### Prompt
Gather all lines with "right" from the records.
* Start Data extract *
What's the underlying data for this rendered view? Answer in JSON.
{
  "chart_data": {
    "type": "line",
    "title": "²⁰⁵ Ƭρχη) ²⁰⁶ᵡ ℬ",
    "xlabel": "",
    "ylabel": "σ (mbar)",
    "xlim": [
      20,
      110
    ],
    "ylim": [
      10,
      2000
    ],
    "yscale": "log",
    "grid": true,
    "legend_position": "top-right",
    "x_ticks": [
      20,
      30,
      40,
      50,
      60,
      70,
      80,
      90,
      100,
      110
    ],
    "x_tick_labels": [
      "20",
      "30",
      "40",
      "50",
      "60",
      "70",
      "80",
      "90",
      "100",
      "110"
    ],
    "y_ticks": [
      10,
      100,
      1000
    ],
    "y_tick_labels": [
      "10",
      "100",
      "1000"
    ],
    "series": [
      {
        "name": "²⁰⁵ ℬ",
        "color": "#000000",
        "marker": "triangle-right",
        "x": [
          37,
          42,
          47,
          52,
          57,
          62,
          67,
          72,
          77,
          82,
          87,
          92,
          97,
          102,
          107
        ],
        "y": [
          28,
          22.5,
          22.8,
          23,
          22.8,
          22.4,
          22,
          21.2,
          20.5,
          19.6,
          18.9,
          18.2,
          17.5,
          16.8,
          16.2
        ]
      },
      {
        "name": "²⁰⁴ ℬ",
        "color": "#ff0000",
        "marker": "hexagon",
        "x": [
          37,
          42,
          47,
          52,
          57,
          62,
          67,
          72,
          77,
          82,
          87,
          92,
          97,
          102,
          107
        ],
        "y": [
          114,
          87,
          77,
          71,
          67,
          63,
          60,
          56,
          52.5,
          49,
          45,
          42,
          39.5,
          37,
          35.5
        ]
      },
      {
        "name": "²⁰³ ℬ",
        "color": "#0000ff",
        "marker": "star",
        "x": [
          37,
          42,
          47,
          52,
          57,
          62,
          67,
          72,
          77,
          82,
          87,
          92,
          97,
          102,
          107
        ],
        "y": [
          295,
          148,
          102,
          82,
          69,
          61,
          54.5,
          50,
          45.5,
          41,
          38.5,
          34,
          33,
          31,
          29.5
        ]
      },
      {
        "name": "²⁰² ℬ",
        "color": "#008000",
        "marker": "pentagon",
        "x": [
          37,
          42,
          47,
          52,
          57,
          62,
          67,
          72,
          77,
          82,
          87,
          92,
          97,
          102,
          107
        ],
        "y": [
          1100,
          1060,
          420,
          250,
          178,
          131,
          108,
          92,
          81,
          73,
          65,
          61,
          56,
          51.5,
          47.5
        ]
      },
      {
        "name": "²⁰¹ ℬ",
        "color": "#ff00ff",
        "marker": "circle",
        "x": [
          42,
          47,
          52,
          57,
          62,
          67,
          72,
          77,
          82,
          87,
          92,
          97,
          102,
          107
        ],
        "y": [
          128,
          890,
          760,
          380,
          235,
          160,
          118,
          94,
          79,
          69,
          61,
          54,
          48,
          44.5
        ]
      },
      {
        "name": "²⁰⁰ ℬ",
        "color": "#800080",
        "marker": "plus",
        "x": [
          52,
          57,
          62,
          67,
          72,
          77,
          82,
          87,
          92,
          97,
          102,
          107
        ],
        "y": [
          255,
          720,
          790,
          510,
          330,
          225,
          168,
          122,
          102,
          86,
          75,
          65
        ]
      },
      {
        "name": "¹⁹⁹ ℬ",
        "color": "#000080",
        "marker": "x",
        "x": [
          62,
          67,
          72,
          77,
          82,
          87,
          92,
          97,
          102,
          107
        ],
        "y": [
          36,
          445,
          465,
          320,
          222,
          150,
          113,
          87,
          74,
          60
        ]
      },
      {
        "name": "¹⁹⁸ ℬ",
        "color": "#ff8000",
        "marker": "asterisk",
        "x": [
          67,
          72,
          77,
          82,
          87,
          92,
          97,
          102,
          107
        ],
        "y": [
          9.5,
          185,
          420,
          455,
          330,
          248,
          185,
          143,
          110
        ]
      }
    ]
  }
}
* End Data extract *
### Response to the task
    "legend_position": "top-right",
        "marker": "triangle-right",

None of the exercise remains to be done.